## Written request
Extract, from the records beneath this instruction, each line that contains the word "School".

# Material to process start

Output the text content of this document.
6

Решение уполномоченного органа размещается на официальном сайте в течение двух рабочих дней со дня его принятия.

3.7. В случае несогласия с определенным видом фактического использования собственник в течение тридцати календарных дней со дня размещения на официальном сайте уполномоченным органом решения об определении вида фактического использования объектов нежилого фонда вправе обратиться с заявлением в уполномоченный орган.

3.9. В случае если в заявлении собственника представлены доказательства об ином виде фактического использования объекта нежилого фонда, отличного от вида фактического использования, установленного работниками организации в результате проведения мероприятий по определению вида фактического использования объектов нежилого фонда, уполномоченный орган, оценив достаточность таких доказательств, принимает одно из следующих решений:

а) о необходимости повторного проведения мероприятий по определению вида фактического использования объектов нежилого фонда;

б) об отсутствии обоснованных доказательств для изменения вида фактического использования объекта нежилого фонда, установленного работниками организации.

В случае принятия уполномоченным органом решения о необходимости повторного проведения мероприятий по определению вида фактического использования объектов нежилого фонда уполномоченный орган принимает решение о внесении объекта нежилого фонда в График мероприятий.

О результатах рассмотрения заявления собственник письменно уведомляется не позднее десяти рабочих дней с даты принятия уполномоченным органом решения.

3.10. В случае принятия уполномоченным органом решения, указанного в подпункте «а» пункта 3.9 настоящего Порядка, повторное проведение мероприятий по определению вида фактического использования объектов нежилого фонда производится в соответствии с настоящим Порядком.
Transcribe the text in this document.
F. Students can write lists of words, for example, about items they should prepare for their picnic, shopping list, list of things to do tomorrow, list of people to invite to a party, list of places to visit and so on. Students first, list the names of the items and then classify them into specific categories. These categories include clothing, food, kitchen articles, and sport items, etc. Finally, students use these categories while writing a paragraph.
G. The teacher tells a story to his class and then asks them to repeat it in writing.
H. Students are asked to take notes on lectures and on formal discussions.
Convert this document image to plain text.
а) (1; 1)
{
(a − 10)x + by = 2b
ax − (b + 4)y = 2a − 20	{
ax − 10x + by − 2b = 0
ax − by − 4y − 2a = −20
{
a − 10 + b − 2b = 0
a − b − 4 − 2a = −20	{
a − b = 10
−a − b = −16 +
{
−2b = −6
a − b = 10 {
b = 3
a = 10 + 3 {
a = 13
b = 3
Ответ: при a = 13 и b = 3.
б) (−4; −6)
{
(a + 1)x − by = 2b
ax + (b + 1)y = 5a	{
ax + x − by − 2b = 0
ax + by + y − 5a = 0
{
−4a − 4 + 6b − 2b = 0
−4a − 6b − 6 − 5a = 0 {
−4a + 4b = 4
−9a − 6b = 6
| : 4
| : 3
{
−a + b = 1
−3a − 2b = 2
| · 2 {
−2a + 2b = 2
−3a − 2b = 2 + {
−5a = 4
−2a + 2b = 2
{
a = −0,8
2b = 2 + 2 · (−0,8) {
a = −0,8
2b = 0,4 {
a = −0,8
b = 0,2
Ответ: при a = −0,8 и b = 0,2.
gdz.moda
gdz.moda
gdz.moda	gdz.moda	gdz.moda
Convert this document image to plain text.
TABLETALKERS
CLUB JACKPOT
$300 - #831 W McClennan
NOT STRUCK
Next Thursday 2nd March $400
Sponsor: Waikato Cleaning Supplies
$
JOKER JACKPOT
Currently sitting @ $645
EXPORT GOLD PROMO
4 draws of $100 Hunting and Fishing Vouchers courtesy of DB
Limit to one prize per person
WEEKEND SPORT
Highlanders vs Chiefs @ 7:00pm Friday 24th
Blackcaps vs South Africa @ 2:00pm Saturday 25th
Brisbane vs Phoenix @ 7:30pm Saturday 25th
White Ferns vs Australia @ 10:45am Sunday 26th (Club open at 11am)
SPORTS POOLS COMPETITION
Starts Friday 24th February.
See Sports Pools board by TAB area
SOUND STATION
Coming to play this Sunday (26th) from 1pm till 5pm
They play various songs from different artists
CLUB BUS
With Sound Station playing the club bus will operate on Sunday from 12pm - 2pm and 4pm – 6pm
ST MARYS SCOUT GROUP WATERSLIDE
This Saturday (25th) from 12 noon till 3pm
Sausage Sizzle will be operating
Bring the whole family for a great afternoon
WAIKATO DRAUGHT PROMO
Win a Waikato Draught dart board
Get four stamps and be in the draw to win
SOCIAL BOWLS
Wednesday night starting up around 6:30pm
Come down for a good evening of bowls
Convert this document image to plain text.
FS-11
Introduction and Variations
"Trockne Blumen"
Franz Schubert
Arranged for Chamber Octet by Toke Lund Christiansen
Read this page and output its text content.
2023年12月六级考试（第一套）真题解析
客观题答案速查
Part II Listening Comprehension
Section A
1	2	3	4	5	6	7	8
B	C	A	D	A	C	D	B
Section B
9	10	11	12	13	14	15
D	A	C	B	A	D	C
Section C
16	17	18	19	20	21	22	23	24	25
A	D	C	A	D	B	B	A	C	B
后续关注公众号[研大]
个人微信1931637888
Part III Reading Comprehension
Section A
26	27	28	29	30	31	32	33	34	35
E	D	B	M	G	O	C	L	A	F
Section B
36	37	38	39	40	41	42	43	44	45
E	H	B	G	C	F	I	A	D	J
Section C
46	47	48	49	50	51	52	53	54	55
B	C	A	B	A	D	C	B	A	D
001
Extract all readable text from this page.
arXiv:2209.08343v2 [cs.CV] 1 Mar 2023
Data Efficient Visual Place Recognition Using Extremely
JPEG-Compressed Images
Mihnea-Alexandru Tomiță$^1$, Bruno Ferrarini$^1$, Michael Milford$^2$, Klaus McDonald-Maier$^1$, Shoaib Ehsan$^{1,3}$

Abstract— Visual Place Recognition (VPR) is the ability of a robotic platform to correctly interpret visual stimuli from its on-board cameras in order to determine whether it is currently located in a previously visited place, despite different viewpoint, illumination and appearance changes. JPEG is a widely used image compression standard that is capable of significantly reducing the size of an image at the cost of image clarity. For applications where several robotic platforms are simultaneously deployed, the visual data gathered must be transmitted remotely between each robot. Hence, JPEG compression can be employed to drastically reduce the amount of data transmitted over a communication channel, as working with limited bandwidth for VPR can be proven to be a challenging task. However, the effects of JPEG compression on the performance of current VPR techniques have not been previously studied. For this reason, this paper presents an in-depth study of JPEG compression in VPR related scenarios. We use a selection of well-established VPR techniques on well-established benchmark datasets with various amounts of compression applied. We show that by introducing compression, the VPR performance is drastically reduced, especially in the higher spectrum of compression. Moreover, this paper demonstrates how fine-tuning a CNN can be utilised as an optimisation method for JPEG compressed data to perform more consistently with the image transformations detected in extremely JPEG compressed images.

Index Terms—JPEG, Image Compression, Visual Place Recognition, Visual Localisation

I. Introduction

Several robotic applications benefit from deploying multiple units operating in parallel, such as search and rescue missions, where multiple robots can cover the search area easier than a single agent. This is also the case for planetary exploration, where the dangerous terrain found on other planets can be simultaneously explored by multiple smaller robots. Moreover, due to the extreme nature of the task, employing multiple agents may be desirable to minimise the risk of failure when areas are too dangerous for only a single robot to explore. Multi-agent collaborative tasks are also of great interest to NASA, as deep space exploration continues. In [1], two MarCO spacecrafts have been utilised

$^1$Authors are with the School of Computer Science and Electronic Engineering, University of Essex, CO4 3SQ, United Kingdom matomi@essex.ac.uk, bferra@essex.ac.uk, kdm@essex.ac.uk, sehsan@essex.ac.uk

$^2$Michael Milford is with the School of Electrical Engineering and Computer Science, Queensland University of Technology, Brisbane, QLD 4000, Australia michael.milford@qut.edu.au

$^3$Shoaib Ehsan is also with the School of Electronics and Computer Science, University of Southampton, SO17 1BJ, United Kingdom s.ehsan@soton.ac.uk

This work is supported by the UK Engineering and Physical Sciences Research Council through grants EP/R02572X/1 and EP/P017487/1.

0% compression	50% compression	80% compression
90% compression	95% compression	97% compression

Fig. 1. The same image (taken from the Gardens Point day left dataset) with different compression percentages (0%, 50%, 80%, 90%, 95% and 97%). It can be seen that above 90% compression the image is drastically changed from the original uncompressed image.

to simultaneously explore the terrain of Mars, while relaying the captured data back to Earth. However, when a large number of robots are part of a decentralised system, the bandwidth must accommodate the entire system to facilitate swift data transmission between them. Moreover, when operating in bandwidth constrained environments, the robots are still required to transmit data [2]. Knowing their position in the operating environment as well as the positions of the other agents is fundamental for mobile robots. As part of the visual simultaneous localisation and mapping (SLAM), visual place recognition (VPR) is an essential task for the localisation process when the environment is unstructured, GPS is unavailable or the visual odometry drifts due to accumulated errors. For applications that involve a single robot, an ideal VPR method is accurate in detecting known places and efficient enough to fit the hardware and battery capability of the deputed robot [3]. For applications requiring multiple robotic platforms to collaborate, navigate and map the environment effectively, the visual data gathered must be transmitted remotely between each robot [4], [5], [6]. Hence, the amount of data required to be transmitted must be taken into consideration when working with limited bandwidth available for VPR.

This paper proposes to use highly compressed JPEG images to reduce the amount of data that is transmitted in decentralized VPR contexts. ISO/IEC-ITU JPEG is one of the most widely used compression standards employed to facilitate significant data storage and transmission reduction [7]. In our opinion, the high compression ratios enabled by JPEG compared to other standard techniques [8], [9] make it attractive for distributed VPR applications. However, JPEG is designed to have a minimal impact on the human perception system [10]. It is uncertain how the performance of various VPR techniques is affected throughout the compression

# Material to process end

## Completed exercise
$^1$Authors are with the School of Computer Science and Electronic Engineering, University of Essex, CO4 3SQ, United Kingdom matomi@essex.ac.uk, bferra@essex.ac.uk, kdm@essex.ac.uk, sehsan@essex.ac.uk
$^2$Michael Milford is with the School of Electrical Engineering and Computer Science, Queensland University of Technology, Brisbane, QLD 4000, Australia michael.milford@qut.edu.au
$^3$Shoaib Ehsan is also with the School of Electronics and Computer Science, University of Southampton, SO17 1BJ, United Kingdom s.ehsan@soton.ac.uk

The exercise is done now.